Show each line of the data below that has the string "avec" in it.

### Supplied records ###

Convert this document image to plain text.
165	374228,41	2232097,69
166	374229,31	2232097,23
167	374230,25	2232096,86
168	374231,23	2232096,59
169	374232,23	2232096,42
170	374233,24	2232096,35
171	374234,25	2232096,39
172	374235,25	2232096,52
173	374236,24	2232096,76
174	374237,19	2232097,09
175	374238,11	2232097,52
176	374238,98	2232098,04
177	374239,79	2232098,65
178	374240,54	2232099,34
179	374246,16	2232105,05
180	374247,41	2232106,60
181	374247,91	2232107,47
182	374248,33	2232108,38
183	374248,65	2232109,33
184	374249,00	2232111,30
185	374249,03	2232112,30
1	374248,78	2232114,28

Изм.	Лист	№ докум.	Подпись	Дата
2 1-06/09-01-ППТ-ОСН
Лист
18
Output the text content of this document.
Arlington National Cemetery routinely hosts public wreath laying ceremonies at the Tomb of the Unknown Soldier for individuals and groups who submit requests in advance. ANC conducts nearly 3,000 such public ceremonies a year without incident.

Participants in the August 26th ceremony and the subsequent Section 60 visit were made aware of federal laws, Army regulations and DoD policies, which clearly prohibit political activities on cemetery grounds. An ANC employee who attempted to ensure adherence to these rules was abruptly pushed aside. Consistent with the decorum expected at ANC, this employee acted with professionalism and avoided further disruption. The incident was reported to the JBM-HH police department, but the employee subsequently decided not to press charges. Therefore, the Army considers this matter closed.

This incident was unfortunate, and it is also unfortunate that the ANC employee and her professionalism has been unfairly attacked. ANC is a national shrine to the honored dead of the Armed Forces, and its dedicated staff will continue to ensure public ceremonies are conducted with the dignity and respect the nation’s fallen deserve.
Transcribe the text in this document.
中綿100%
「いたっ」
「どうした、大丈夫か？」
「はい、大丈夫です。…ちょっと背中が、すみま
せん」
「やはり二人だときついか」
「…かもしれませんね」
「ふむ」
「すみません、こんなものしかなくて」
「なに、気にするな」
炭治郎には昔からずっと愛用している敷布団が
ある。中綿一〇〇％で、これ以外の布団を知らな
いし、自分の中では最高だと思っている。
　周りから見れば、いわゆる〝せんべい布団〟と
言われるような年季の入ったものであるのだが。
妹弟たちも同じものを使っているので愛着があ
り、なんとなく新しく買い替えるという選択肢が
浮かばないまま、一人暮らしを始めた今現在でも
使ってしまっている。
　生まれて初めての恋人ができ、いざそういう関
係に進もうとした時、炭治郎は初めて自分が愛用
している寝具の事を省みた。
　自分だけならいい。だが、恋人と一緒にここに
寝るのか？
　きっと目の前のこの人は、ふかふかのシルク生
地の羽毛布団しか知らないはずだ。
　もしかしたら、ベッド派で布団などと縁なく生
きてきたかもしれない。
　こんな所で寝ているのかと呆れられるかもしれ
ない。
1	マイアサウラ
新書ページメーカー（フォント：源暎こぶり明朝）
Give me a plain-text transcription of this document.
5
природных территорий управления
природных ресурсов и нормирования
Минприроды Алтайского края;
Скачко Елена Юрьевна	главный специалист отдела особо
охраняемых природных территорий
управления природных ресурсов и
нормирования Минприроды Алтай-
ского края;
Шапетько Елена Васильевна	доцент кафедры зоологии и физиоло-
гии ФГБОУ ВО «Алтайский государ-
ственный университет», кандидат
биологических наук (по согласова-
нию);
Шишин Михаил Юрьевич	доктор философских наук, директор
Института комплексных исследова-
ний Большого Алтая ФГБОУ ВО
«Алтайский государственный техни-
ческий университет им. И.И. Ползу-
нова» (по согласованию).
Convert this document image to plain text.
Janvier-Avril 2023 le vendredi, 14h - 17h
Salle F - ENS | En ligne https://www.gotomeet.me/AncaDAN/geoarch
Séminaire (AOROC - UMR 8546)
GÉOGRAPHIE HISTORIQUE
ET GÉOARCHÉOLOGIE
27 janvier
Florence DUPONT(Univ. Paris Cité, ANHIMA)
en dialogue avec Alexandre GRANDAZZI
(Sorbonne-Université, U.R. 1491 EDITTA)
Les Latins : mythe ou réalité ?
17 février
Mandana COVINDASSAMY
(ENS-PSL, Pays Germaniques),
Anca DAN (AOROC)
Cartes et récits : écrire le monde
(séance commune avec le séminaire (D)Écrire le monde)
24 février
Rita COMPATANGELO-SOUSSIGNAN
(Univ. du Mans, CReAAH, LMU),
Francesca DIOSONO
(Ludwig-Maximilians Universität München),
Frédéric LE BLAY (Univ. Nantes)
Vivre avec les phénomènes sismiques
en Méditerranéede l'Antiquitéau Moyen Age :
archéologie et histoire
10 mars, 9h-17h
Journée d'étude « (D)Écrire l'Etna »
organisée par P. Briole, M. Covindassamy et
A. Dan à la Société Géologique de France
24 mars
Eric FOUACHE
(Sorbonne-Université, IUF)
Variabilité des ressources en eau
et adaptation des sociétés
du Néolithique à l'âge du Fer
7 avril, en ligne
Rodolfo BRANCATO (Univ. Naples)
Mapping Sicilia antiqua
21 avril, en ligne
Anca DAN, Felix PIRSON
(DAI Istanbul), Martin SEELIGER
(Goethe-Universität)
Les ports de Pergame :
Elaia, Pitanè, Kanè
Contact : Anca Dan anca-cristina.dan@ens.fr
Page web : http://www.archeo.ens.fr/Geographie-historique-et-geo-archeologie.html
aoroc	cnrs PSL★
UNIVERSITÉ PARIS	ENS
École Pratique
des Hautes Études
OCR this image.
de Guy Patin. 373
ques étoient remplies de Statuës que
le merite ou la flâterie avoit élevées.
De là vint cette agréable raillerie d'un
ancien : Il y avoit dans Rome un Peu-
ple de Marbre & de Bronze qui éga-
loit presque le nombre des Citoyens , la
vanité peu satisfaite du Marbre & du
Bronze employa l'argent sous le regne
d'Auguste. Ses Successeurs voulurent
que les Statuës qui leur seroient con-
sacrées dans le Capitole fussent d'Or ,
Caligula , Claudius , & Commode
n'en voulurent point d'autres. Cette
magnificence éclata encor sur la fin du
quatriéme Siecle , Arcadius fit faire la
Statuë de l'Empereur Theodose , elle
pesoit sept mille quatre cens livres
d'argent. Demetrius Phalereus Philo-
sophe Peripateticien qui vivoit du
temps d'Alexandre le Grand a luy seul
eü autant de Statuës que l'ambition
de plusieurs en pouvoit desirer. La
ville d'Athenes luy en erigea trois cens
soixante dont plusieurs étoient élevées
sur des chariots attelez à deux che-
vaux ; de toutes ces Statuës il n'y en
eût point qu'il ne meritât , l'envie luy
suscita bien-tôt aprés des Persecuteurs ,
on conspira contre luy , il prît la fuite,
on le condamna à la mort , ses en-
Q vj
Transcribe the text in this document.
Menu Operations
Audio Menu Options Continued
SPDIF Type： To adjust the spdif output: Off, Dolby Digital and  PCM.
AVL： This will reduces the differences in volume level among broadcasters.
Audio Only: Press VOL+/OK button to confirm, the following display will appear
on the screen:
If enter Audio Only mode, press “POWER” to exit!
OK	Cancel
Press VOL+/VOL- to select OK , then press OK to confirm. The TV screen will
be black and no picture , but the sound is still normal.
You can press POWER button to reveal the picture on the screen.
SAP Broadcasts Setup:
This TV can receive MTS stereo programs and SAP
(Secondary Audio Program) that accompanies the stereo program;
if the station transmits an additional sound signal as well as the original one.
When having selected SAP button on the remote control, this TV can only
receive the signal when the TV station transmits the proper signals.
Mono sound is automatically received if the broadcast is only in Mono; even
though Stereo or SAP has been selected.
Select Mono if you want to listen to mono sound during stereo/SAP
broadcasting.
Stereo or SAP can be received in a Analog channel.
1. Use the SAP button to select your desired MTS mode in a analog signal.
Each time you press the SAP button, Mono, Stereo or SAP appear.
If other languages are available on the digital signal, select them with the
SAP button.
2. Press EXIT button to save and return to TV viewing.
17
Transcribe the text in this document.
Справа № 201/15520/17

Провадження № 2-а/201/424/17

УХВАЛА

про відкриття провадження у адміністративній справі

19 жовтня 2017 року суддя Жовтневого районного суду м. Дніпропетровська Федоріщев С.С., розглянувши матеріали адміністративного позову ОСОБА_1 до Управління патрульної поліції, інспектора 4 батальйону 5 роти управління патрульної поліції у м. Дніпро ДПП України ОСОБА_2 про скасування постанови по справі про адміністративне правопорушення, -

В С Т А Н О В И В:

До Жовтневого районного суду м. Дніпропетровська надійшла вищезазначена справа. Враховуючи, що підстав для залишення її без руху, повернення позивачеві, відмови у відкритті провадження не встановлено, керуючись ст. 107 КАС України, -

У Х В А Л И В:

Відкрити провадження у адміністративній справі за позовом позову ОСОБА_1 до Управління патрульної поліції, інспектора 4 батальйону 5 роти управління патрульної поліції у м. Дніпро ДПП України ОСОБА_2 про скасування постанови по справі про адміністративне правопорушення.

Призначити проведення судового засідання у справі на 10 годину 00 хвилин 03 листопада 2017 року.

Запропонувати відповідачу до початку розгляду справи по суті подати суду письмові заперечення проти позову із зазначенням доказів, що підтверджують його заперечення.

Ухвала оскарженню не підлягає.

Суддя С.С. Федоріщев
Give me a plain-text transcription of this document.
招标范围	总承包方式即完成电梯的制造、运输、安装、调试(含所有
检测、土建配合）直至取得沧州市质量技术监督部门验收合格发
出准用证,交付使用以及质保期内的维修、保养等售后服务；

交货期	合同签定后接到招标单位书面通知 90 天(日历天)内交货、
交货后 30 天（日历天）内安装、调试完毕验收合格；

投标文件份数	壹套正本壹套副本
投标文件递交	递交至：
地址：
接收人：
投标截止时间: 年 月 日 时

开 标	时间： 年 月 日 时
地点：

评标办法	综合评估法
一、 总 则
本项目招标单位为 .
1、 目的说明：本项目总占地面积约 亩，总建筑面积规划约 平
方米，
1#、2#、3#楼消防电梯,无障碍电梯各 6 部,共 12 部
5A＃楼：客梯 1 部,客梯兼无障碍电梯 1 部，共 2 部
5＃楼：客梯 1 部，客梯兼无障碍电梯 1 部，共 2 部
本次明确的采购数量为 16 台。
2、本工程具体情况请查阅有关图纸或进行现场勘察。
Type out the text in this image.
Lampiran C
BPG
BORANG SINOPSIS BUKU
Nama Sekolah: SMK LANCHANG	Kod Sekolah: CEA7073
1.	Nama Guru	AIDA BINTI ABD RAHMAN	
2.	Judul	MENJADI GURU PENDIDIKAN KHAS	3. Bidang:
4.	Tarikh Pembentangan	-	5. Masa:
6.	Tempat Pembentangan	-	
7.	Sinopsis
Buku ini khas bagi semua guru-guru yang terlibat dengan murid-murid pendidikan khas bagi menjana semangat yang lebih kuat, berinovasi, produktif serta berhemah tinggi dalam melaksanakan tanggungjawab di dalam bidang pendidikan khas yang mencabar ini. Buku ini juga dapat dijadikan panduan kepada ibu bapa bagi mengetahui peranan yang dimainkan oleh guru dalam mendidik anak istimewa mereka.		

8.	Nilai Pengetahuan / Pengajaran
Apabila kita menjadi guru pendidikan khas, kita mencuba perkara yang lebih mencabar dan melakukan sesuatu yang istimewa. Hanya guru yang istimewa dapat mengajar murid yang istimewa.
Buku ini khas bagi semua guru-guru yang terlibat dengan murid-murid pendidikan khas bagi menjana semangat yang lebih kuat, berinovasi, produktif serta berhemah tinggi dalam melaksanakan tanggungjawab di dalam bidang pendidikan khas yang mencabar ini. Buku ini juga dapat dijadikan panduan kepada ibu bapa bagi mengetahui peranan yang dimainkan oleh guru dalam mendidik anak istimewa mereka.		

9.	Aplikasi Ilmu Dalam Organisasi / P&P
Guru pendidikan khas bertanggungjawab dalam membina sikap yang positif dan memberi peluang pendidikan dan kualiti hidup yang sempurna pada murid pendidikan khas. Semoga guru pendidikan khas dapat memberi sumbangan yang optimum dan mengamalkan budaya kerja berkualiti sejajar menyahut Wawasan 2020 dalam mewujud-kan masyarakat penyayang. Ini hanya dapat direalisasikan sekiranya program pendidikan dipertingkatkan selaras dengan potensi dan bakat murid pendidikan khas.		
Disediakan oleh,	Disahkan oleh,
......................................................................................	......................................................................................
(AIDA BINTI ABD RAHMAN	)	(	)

###

The result:
en dialogue avec Alexandre GRANDAZZI
(séance commune avec le séminaire (D)Écrire le monde)
Vivre avec les phénomènes sismiques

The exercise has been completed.